◆ **TO BE DONE**
Where does the string "document" appear in the records? Copy every line that contains it.

____

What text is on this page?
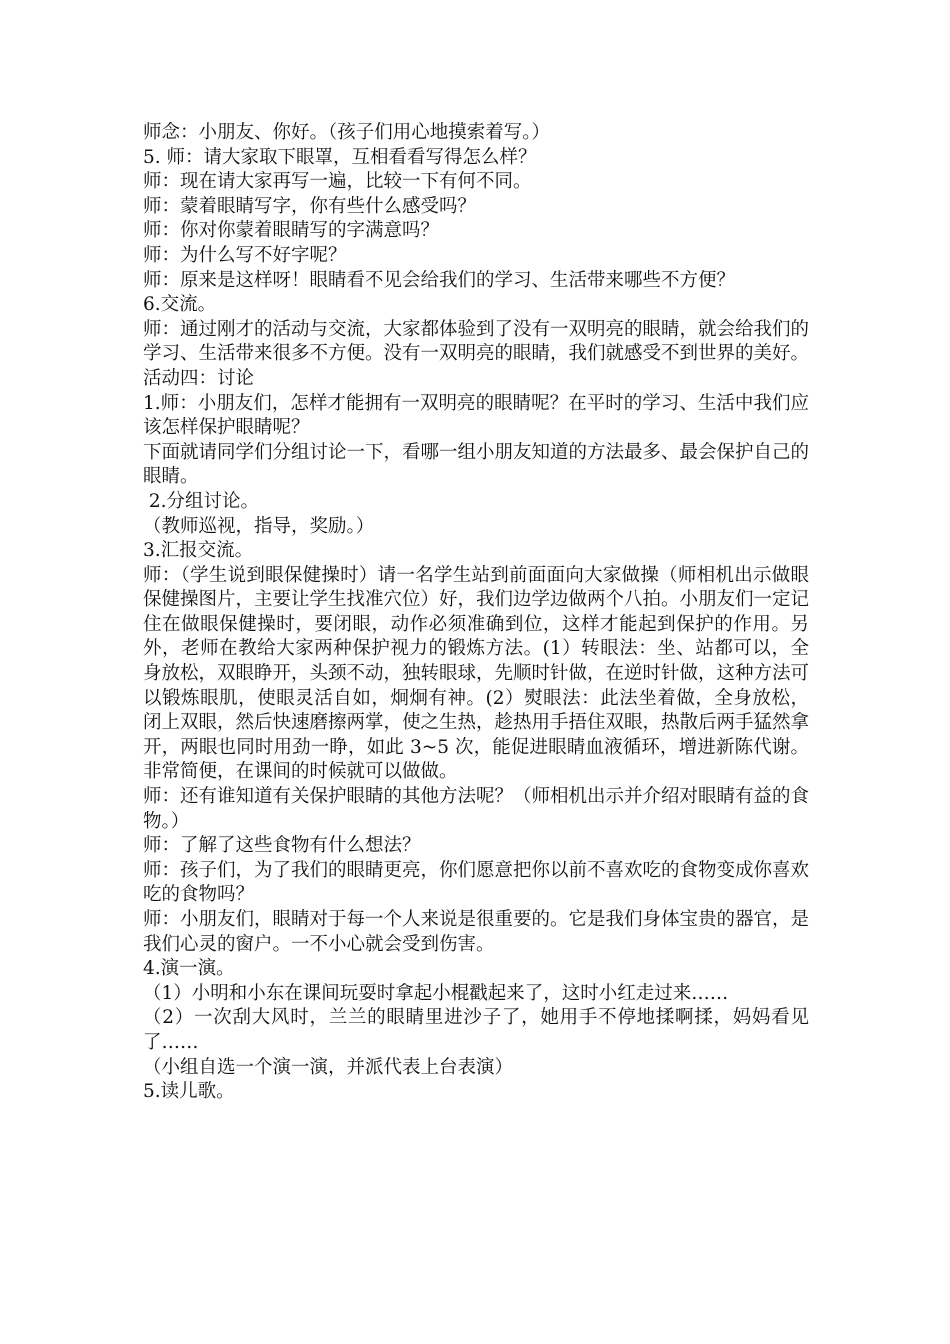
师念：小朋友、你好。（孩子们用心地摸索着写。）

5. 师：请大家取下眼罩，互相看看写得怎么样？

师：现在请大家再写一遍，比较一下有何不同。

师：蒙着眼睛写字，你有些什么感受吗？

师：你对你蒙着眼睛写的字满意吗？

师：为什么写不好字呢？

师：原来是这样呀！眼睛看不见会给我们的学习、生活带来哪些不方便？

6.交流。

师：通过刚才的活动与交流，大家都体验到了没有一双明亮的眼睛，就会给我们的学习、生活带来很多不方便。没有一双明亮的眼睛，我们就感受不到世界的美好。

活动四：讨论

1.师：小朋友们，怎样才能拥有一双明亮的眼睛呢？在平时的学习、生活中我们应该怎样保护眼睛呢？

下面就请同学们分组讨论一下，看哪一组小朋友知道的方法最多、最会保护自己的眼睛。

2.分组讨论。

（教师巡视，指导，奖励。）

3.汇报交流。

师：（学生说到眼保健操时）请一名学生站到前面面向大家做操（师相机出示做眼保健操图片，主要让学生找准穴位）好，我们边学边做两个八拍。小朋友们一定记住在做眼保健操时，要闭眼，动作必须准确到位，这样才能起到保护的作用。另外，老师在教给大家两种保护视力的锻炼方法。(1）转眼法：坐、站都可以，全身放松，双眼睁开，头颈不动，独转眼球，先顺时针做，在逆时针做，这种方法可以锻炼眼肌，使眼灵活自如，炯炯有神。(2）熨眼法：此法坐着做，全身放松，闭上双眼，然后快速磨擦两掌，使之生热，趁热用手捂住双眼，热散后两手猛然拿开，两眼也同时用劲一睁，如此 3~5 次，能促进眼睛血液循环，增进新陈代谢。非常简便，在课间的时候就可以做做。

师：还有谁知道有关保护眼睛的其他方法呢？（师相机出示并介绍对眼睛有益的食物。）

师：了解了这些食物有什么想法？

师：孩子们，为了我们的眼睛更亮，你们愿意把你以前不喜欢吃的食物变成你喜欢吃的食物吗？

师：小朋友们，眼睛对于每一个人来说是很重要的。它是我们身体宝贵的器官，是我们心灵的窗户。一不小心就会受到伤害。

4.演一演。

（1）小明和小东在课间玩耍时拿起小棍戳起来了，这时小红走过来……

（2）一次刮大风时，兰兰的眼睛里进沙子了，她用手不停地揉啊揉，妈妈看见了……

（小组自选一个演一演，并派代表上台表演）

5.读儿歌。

____

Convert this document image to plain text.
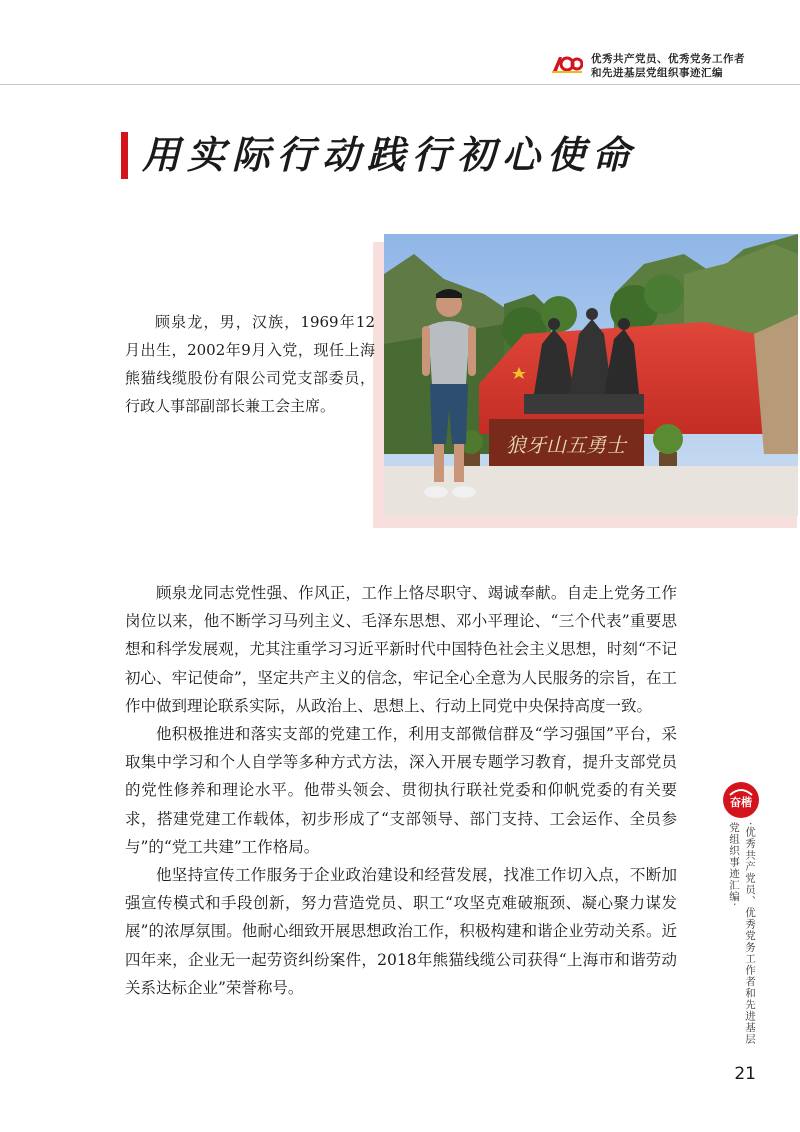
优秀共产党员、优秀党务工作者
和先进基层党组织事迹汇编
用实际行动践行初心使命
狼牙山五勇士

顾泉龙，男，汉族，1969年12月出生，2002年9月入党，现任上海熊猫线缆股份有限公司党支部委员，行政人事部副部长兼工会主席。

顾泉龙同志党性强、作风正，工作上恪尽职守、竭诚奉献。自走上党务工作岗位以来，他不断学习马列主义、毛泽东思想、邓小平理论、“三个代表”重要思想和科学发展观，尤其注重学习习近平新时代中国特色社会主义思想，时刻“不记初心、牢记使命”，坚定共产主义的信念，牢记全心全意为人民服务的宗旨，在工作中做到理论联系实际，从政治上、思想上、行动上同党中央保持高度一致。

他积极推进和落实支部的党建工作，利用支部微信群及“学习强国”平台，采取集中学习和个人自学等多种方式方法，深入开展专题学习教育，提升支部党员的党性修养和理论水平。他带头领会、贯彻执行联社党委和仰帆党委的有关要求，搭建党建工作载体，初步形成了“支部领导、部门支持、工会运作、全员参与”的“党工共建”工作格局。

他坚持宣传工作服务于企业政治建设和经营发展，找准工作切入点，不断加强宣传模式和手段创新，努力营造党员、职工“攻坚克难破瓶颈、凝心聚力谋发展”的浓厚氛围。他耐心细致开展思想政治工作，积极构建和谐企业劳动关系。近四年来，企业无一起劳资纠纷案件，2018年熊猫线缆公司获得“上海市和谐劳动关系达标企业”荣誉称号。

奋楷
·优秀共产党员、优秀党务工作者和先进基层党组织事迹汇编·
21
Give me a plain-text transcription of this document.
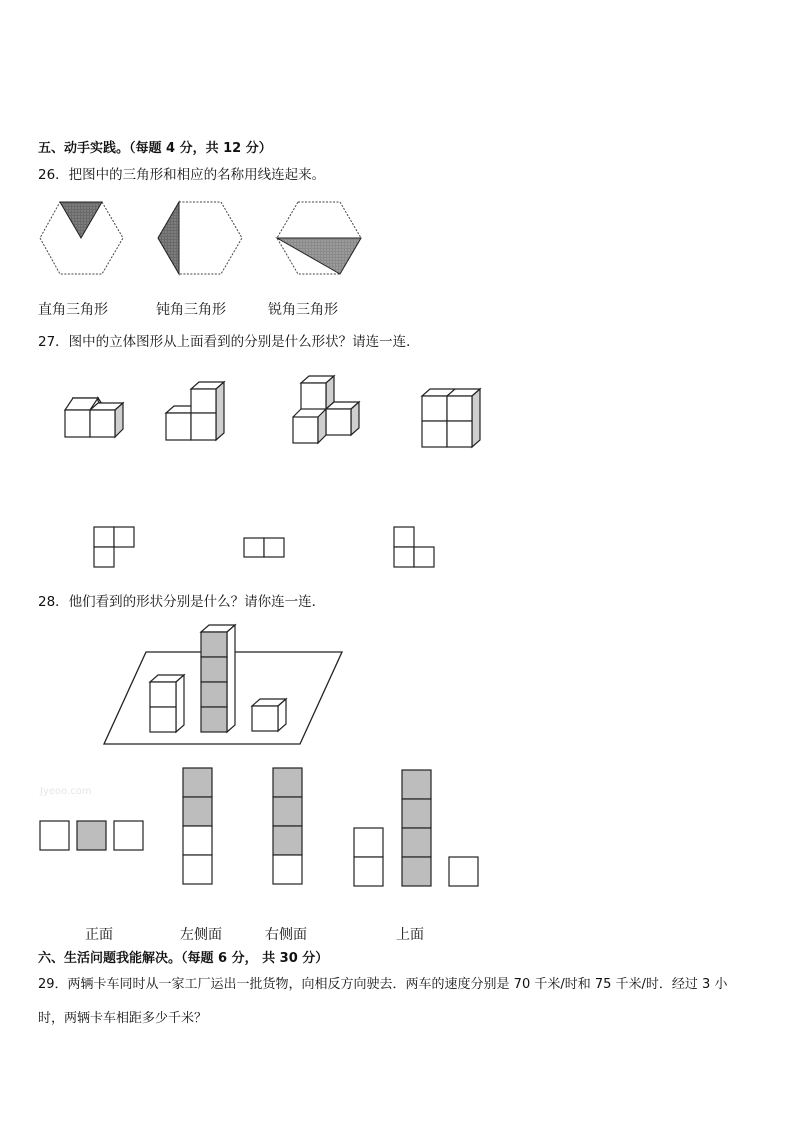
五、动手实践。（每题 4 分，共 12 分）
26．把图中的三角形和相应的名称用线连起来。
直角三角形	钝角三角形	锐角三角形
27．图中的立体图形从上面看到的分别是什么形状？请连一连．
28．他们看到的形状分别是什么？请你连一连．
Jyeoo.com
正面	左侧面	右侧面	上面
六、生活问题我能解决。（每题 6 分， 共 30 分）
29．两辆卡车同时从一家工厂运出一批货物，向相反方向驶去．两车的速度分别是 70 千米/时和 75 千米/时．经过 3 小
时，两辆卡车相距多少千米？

____

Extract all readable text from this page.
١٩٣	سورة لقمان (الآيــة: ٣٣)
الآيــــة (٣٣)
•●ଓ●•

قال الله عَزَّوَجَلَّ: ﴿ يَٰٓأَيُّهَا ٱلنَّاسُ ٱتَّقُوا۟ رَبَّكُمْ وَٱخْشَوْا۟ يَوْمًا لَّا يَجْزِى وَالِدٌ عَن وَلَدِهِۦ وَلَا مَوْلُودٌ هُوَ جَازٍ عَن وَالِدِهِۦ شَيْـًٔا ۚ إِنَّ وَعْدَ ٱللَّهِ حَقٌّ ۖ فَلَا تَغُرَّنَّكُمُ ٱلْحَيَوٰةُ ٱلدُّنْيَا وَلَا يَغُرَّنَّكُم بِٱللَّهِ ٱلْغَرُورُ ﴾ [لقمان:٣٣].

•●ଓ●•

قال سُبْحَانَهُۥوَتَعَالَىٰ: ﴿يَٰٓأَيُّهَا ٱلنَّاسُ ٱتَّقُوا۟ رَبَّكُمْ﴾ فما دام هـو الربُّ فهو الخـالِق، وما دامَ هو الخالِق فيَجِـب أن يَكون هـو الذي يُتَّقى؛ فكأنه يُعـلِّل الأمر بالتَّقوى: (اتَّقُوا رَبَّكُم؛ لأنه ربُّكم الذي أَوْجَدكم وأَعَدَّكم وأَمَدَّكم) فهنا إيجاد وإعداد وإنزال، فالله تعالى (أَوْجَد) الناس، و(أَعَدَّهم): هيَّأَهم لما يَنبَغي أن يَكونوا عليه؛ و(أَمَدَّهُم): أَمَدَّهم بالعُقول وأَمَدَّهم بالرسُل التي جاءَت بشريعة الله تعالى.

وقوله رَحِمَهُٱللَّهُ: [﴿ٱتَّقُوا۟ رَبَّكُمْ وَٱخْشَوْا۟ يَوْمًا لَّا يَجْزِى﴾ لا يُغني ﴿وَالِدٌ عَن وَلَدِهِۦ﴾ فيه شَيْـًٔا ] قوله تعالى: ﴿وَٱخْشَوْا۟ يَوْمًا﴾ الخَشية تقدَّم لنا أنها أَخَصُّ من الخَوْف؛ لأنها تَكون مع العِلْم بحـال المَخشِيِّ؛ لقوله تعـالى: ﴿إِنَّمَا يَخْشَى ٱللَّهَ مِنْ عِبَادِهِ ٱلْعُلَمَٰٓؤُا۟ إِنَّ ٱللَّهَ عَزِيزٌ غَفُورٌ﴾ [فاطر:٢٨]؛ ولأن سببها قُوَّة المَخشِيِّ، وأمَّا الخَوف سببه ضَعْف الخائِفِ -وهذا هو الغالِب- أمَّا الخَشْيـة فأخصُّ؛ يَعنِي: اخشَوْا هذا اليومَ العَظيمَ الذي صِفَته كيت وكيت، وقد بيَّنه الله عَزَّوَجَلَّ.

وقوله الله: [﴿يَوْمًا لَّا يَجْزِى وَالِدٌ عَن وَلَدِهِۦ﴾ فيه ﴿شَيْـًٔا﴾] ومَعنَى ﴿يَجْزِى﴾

____

◆ **FULL RESPONSE**
Convert this document image to plain text.
Give me a plain-text transcription of this document.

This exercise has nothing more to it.